## What is asked
Transcribe each line of the material as it is, and drop any picture.

## Dataset records
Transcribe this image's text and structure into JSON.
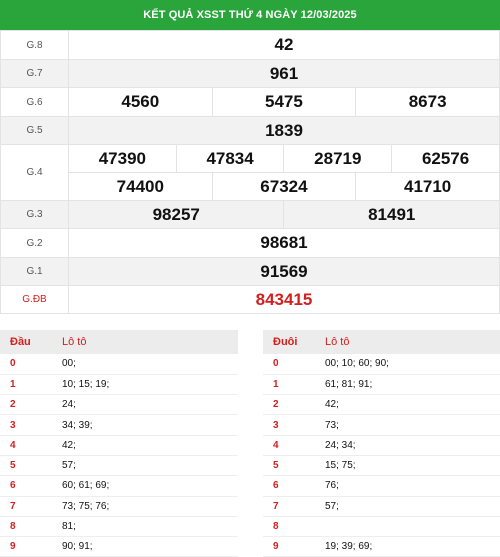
{
  "header": {
    "title": "KẾT QUẢ XSST THỨ 4 NGÀY 12/03/2025"
  },
  "prizes": {
    "g8": {
      "label": "G.8",
      "nums": [
        "42"
      ]
    },
    "g7": {
      "label": "G.7",
      "nums": [
        "961"
      ]
    },
    "g6": {
      "label": "G.6",
      "nums": [
        "4560",
        "5475",
        "8673"
      ]
    },
    "g5": {
      "label": "G.5",
      "nums": [
        "1839"
      ]
    },
    "g4": {
      "label": "G.4",
      "nums": [
        "47390",
        "47834",
        "28719",
        "62576",
        "74400",
        "67324",
        "41710"
      ]
    },
    "g3": {
      "label": "G.3",
      "nums": [
        "98257",
        "81491"
      ]
    },
    "g2": {
      "label": "G.2",
      "nums": [
        "98681"
      ]
    },
    "g1": {
      "label": "G.1",
      "nums": [
        "91569"
      ]
    },
    "gdb": {
      "label": "G.ĐB",
      "nums": [
        "843415"
      ]
    }
  },
  "dau": {
    "head": "Đầu",
    "col": "Lô tô",
    "rows": [
      {
        "k": "0",
        "v": "00;"
      },
      {
        "k": "1",
        "v": "10; 15; 19;"
      },
      {
        "k": "2",
        "v": "24;"
      },
      {
        "k": "3",
        "v": "34; 39;"
      },
      {
        "k": "4",
        "v": "42;"
      },
      {
        "k": "5",
        "v": "57;"
      },
      {
        "k": "6",
        "v": "60; 61; 69;"
      },
      {
        "k": "7",
        "v": "73; 75; 76;"
      },
      {
        "k": "8",
        "v": "81;"
      },
      {
        "k": "9",
        "v": "90; 91;"
      }
    ]
  },
  "duoi": {
    "head": "Đuôi",
    "col": "Lô tô",
    "rows": [
      {
        "k": "0",
        "v": "00; 10; 60; 90;"
      },
      {
        "k": "1",
        "v": "61; 81; 91;"
      },
      {
        "k": "2",
        "v": "42;"
      },
      {
        "k": "3",
        "v": "73;"
      },
      {
        "k": "4",
        "v": "24; 34;"
      },
      {
        "k": "5",
        "v": "15; 75;"
      },
      {
        "k": "6",
        "v": "76;"
      },
      {
        "k": "7",
        "v": "57;"
      },
      {
        "k": "8",
        "v": ""
      },
      {
        "k": "9",
        "v": "19; 39; 69;"
      }
    ]
  },
  "colors": {
    "header_bg": "#2aa53b",
    "special_red": "#d21f1f"
  }
}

## Result below
Transcribe this image's text and structure into JSON.
{
  "header": {
    "title": "KẾT QUẢ XSST THỨ 4 NGÀY 12/03/2025"
  },
  "prizes": {
    "g8": {
      "label": "G.8",
      "nums": [
        "42"
      ]
    },
    "g7": {
      "label": "G.7",
      "nums": [
        "961"
      ]
    },
    "g6": {
      "label": "G.6",
      "nums": [
        "4560",
        "5475",
        "8673"
      ]
    },
    "g5": {
      "label": "G.5",
      "nums": [
        "1839"
      ]
    },
    "g4": {
      "label": "G.4",
      "nums": [
        "47390",
        "47834",
        "28719",
        "62576",
        "74400",
        "67324",
        "41710"
      ]
    },
    "g3": {
      "label": "G.3",
      "nums": [
        "98257",
        "81491"
      ]
    },
    "g2": {
      "label": "G.2",
      "nums": [
        "98681"
      ]
    },
    "g1": {
      "label": "G.1",
      "nums": [
        "91569"
      ]
    },
    "gdb": {
      "label": "G.ĐB",
      "nums": [
        "843415"
      ]
    }
  },
  "dau": {
    "head": "Đầu",
    "col": "Lô tô",
    "rows": [
      {
        "k": "0",
        "v": "00;"
      },
      {
        "k": "1",
        "v": "10; 15; 19;"
      },
      {
        "k": "2",
        "v": "24;"
      },
      {
        "k": "3",
        "v": "34; 39;"
      },
      {
        "k": "4",
        "v": "42;"
      },
      {
        "k": "5",
        "v": "57;"
      },
      {
        "k": "6",
        "v": "60; 61; 69;"
      },
      {
        "k": "7",
        "v": "73; 75; 76;"
      },
      {
        "k": "8",
        "v": "81;"
      },
      {
        "k": "9",
        "v": "90; 91;"
      }
    ]
  },
  "duoi": {
    "head": "Đuôi",
    "col": "Lô tô",
    "rows": [
      {
        "k": "0",
        "v": "00; 10; 60; 90;"
      },
      {
        "k": "1",
        "v": "61; 81; 91;"
      },
      {
        "k": "2",
        "v": "42;"
      },
      {
        "k": "3",
        "v": "73;"
      },
      {
        "k": "4",
        "v": "24; 34;"
      },
      {
        "k": "5",
        "v": "15; 75;"
      },
      {
        "k": "6",
        "v": "76;"
      },
      {
        "k": "7",
        "v": "57;"
      },
      {
        "k": "8",
        "v": ""
      },
      {
        "k": "9",
        "v": "19; 39; 69;"
      }
    ]
  },
  "colors": {
    "header_bg": "#2aa53b",
    "special_red": "#d21f1f"
  }
}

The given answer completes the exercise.